** START Material provided **

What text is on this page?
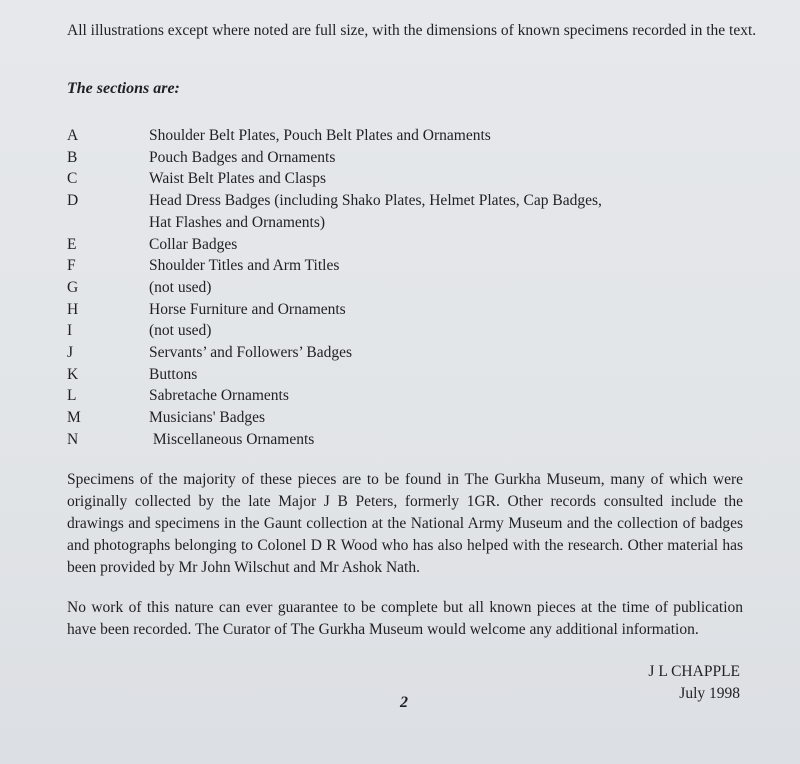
All illustrations except where noted are full size, with the dimensions of known specimens recorded in the text.

The sections are:

A	Shoulder Belt Plates, Pouch Belt Plates and Ornaments
B	Pouch Badges and Ornaments
C	Waist Belt Plates and Clasps
D	Head Dress Badges (including Shako Plates, Helmet Plates, Cap Badges,
Hat Flashes and Ornaments)
E	Collar Badges
F	Shoulder Titles and Arm Titles
G	(not used)
H	Horse Furniture and Ornaments
I	(not used)
J	Servants’ and Followers’ Badges
K	Buttons
L	Sabretache Ornaments
M	Musicians' Badges
N	Miscellaneous Ornaments

Specimens of the majority of these pieces are to be found in The Gurkha Museum, many of which were originally collected by the late Major J B Peters, formerly 1GR. Other records consulted include the drawings and specimens in the Gaunt collection at the National Army Museum and the collection of badges and photographs belonging to Colonel D R Wood who has also helped with the research. Other material has been provided by Mr John Wilschut and Mr Ashok Nath.

No work of this nature can ever guarantee to be complete but all known pieces at the time of publication have been recorded. The Curator of The Gurkha Museum would welcome any additional information.

J L CHAPPLE
July 1998
2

** END Material provided **

Write out the full set of lines verbatim, without the pictures.

- _Task output_
What text is on this page?
All illustrations except where noted are full size, with the dimensions of known specimens recorded in the text.

The sections are:

A	Shoulder Belt Plates, Pouch Belt Plates and Ornaments
B	Pouch Badges and Ornaments
C	Waist Belt Plates and Clasps
D	Head Dress Badges (including Shako Plates, Helmet Plates, Cap Badges,
Hat Flashes and Ornaments)
E	Collar Badges
F	Shoulder Titles and Arm Titles
G	(not used)
H	Horse Furniture and Ornaments
I	(not used)
J	Servants’ and Followers’ Badges
K	Buttons
L	Sabretache Ornaments
M	Musicians' Badges
N	Miscellaneous Ornaments

Specimens of the majority of these pieces are to be found in The Gurkha Museum, many of which were originally collected by the late Major J B Peters, formerly 1GR. Other records consulted include the drawings and specimens in the Gaunt collection at the National Army Museum and the collection of badges and photographs belonging to Colonel D R Wood who has also helped with the research. Other material has been provided by Mr John Wilschut and Mr Ashok Nath.

No work of this nature can ever guarantee to be complete but all known pieces at the time of publication have been recorded. The Curator of The Gurkha Museum would welcome any additional information.

J L CHAPPLE
July 1998
2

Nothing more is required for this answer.